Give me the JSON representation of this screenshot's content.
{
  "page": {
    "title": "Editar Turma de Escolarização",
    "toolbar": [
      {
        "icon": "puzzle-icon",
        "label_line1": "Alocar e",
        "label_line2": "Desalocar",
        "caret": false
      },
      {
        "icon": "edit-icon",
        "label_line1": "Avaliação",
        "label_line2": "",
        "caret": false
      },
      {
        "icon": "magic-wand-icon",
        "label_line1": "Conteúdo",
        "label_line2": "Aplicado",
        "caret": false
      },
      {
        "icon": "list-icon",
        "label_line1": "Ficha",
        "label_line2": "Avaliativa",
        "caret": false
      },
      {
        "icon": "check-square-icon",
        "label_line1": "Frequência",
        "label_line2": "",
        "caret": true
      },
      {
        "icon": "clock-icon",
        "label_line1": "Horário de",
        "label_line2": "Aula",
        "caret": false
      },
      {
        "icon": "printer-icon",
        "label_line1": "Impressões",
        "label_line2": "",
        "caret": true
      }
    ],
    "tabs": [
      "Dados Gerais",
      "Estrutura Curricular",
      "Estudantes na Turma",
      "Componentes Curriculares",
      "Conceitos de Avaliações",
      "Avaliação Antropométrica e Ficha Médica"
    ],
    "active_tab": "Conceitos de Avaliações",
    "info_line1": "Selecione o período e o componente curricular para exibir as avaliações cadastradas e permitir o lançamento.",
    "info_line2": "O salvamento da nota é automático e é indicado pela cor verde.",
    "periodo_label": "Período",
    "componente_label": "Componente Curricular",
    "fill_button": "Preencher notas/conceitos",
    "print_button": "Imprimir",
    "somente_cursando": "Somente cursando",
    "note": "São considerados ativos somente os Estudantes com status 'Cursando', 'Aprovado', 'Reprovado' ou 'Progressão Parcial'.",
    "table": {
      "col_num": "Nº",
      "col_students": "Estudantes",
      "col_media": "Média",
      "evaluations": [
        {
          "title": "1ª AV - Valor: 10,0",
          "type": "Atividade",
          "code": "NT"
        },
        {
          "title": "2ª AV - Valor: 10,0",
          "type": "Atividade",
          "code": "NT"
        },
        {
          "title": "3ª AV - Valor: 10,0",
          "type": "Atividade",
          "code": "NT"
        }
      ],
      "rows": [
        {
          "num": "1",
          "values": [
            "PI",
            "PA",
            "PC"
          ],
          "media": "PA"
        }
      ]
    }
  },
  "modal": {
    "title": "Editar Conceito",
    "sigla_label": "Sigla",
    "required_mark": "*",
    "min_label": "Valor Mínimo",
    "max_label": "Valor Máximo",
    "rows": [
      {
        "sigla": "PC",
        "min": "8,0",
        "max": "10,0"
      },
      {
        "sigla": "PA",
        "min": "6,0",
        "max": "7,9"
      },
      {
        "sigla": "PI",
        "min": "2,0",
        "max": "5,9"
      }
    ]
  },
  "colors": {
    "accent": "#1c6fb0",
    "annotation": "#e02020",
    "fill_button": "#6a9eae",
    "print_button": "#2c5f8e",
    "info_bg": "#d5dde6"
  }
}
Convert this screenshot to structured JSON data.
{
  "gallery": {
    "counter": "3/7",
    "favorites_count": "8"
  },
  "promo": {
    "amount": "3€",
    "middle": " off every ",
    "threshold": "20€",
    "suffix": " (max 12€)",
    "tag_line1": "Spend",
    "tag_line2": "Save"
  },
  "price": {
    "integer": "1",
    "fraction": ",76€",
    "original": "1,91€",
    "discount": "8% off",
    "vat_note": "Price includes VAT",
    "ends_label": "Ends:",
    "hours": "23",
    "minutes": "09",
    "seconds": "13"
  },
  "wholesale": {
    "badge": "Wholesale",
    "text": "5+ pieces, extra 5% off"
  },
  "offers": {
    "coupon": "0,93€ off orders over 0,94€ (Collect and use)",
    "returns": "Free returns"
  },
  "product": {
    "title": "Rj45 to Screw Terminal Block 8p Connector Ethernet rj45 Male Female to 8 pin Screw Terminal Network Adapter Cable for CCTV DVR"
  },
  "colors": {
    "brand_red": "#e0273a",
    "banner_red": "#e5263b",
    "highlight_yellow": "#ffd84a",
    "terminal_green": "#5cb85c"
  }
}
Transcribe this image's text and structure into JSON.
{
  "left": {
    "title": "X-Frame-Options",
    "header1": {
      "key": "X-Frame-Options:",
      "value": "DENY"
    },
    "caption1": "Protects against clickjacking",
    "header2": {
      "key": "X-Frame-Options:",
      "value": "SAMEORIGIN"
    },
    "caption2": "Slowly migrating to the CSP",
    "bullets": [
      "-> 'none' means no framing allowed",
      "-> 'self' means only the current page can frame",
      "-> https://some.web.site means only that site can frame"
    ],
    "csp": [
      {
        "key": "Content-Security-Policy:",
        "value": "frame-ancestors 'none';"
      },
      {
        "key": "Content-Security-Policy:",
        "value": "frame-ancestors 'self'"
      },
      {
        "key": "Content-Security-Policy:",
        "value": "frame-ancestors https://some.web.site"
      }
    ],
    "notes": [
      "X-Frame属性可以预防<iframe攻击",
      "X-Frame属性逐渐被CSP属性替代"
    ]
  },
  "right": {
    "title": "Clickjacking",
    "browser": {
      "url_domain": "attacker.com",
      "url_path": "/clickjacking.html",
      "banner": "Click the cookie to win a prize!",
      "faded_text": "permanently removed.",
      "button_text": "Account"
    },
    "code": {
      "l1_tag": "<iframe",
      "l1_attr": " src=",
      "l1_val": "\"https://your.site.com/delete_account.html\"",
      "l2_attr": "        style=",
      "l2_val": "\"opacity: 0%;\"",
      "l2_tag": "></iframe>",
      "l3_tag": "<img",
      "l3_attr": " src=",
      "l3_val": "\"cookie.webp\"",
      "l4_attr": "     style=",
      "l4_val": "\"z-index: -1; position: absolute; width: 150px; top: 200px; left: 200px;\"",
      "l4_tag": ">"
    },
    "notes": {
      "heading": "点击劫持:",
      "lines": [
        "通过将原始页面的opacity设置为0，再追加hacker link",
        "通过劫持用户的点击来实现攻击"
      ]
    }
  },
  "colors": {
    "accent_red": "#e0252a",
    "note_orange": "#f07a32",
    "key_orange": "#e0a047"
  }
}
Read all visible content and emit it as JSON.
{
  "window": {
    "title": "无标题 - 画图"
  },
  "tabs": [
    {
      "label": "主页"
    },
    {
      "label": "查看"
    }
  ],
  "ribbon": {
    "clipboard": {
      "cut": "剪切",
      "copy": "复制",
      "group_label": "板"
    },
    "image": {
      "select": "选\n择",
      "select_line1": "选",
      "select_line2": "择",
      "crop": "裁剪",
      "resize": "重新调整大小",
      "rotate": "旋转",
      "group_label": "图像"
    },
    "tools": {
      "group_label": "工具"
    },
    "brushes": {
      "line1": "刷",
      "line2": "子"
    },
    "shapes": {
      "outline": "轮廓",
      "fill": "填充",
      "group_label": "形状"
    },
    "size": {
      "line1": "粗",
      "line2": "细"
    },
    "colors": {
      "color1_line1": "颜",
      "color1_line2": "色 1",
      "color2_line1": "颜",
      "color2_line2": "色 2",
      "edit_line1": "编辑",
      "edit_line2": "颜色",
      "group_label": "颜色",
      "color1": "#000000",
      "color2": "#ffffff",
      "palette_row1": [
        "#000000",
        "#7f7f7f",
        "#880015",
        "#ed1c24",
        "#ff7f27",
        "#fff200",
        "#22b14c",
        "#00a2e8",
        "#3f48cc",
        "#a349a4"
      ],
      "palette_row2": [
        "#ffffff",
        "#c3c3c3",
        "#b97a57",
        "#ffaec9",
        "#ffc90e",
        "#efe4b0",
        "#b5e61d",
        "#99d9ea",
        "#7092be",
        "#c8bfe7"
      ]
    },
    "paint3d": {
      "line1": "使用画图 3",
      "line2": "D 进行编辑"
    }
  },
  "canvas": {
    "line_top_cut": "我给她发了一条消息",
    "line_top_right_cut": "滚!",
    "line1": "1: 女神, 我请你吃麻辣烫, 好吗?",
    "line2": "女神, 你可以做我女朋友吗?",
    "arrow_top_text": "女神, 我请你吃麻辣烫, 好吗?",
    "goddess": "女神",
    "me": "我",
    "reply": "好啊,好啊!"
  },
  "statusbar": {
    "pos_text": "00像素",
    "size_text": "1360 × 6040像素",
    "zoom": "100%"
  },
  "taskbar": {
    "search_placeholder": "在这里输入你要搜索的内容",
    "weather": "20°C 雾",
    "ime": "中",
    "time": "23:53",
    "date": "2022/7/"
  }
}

——

Task objective - Copy out every line from the data above that has "self" in it.

Answer to the task -
      "-> 'self' means only the current page can frame",
        "value": "frame-ancestors 'self'"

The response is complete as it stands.